Extracted text:
* start *
You're saying not all votes are equal, and that idiots shouldn't get to vote.
This violates a basic tenet of democracy. The next step would be to not allow
them to speak, because they will contaminate the minds of our good voters. Or
better yet, kill them. That's censorship, and genocide, and precisely how they
occur even today.

The moment we decide we need to determine who is good enough, we start
comparing people. This opens the floodgates of racism, sexism, ageism,
elitism, and every -ism under the stars. Democrats will discriminate
republicans, and Bloods will discriminate Crips. You of course are free to
argue you are none of these things, but now you're saying you're above these
people, and so you've just joined the discrimination.

Who is to judge anyone but ourselves?

If democracy is about equal voice, then all these comparisons between people
become moot. This is how democracy transcends what any of us think of each
other, and that's the beauty of it. And that's why it's better than anything
else we've come up with so far.

Granted all of our votes are equal, you are free to attempt to educate the
150M+ voter pool if you so desire. This is what you are free to do, and
encouraged to do. Go out and solve the problems you envision, so long as you
don't alter our democracy as part of your solution.
* end *
Excerpted records:
* start *
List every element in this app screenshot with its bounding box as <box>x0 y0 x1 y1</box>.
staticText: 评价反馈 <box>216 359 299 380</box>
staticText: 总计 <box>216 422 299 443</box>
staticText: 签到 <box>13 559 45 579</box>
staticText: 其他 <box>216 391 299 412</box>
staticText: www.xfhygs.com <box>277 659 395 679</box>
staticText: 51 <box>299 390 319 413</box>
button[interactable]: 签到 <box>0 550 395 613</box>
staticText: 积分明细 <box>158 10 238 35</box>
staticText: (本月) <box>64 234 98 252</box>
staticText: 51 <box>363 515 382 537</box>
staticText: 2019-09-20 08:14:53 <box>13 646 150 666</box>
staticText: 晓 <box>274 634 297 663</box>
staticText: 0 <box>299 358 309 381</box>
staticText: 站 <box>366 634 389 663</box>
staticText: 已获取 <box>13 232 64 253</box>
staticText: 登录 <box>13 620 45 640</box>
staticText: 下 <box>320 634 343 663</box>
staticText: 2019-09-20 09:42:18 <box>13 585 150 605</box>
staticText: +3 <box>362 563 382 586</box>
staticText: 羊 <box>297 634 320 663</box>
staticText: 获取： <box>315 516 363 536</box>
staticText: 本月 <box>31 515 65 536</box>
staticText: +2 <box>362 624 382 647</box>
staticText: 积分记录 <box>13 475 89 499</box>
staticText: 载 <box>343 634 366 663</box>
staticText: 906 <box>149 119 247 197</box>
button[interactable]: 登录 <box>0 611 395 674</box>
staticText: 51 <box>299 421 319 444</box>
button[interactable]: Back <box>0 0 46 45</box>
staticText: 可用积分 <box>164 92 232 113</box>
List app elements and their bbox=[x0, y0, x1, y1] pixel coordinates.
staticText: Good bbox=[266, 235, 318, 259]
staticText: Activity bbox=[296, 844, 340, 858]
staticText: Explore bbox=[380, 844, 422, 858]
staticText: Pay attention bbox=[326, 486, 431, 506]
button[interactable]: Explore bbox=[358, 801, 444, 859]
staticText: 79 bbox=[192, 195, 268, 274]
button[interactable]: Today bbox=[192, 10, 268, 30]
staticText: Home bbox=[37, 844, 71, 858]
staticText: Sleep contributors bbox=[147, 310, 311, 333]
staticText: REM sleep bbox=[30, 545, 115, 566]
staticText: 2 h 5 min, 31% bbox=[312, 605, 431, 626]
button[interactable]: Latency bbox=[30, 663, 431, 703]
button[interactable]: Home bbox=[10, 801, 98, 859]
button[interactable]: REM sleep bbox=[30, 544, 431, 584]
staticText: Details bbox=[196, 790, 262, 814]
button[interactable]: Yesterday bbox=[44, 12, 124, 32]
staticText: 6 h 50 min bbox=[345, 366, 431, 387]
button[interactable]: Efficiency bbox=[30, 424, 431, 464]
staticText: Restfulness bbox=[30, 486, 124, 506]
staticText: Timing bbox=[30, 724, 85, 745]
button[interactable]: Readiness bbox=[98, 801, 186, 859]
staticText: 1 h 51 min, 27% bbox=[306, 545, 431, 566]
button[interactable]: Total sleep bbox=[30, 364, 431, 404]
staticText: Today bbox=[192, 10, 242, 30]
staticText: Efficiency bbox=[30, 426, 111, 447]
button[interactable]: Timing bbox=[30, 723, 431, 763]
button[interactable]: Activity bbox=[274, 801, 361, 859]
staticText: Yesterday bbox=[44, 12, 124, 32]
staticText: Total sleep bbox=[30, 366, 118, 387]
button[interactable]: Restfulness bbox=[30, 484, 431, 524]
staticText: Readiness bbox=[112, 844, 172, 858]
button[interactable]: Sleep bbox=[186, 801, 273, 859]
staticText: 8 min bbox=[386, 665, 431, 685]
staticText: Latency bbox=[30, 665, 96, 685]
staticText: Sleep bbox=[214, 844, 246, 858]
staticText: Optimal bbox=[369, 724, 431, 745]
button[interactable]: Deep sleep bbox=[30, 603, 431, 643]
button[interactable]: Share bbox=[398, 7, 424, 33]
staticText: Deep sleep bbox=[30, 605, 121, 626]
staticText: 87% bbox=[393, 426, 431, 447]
* end *
Exercise goal: Resume the forum post defending equal votes in a democracy, starting right after its last sentence.

Response for this exercise:
That is why the only issue in implementing a true democracy is with the
logistics of accounting for our voices. And anything that gets in the way, be
it requiring IDs, or delegates, or electoral votes, or districts... all become
hindrances to democracy. But the moment anyone tries to manipulate votes,
these are the devices they have. This is how they get in between us and our
vote. And that is why there is so much of it. It works! People, like you mind
you, who have ideas about "how" votes should be counted decide to muck with
democracy, and to their credit, they have been successful.

Setting all this aside, what you are advocating is to have a more educated
voter pool, which doesn't seem like a bad idea. Backing votes with more
brainpower clearly will dictate decisions to be smarter. You will be able to
back this statement with evidence, because it is true.

The problem is not with the statement or the desire to design a better
democracy. The problem is with everything else. And with all things
considered, "equal voice + freedom of speech - violence" still seems like the
best equation.

Speak not to change the system but to change people's minds. This already
works in America. I can't even name where it works anywhere else. The system
is still broken, but only because we don't need 99% of it (and by system I
mean voting, not government).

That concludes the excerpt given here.